What the exercise asks
Copy all of the records below verbatim.

Information supplied

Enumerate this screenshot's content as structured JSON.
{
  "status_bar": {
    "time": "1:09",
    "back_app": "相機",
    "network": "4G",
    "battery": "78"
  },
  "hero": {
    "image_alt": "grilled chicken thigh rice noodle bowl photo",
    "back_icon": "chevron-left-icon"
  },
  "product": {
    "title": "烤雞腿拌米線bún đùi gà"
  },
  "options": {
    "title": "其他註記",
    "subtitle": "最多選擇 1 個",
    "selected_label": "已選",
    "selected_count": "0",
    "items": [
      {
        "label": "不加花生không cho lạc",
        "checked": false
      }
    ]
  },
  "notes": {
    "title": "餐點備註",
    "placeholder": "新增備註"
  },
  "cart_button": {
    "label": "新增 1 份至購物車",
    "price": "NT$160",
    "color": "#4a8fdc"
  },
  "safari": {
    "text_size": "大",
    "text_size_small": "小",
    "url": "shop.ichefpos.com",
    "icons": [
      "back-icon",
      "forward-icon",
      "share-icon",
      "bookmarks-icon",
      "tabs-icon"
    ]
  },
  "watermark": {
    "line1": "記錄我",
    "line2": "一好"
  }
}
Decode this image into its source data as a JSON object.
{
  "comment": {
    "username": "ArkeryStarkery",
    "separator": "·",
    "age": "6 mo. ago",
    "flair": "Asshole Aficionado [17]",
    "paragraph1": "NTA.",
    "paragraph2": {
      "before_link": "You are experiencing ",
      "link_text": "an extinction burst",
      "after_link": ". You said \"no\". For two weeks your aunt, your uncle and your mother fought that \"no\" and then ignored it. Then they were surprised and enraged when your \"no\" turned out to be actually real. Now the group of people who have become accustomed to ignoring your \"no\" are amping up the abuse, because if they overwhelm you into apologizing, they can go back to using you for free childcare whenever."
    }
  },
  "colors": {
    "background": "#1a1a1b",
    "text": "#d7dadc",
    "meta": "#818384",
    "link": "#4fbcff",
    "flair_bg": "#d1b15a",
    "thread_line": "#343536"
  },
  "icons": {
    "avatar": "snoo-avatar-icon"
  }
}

Final result
Enumerate this screenshot's content as structured JSON.
{
  "status_bar": {
    "time": "1:09",
    "back_app": "相機",
    "network": "4G",
    "battery": "78"
  },
  "hero": {
    "image_alt": "grilled chicken thigh rice noodle bowl photo",
    "back_icon": "chevron-left-icon"
  },
  "product": {
    "title": "烤雞腿拌米線bún đùi gà"
  },
  "options": {
    "title": "其他註記",
    "subtitle": "最多選擇 1 個",
    "selected_label": "已選",
    "selected_count": "0",
    "items": [
      {
        "label": "不加花生không cho lạc",
        "checked": false
      }
    ]
  },
  "notes": {
    "title": "餐點備註",
    "placeholder": "新增備註"
  },
  "cart_button": {
    "label": "新增 1 份至購物車",
    "price": "NT$160",
    "color": "#4a8fdc"
  },
  "safari": {
    "text_size": "大",
    "text_size_small": "小",
    "url": "shop.ichefpos.com",
    "icons": [
      "back-icon",
      "forward-icon",
      "share-icon",
      "bookmarks-icon",
      "tabs-icon"
    ]
  },
  "watermark": {
    "line1": "記錄我",
    "line2": "一好"
  }
}
Decode this image into its source data as a JSON object.
{
  "comment": {
    "username": "ArkeryStarkery",
    "separator": "·",
    "age": "6 mo. ago",
    "flair": "Asshole Aficionado [17]",
    "paragraph1": "NTA.",
    "paragraph2": {
      "before_link": "You are experiencing ",
      "link_text": "an extinction burst",
      "after_link": ". You said \"no\". For two weeks your aunt, your uncle and your mother fought that \"no\" and then ignored it. Then they were surprised and enraged when your \"no\" turned out to be actually real. Now the group of people who have become accustomed to ignoring your \"no\" are amping up the abuse, because if they overwhelm you into apologizing, they can go back to using you for free childcare whenever."
    }
  },
  "colors": {
    "background": "#1a1a1b",
    "text": "#d7dadc",
    "meta": "#818384",
    "link": "#4fbcff",
    "flair_bg": "#d1b15a",
    "thread_line": "#343536"
  },
  "icons": {
    "avatar": "snoo-avatar-icon"
  }
}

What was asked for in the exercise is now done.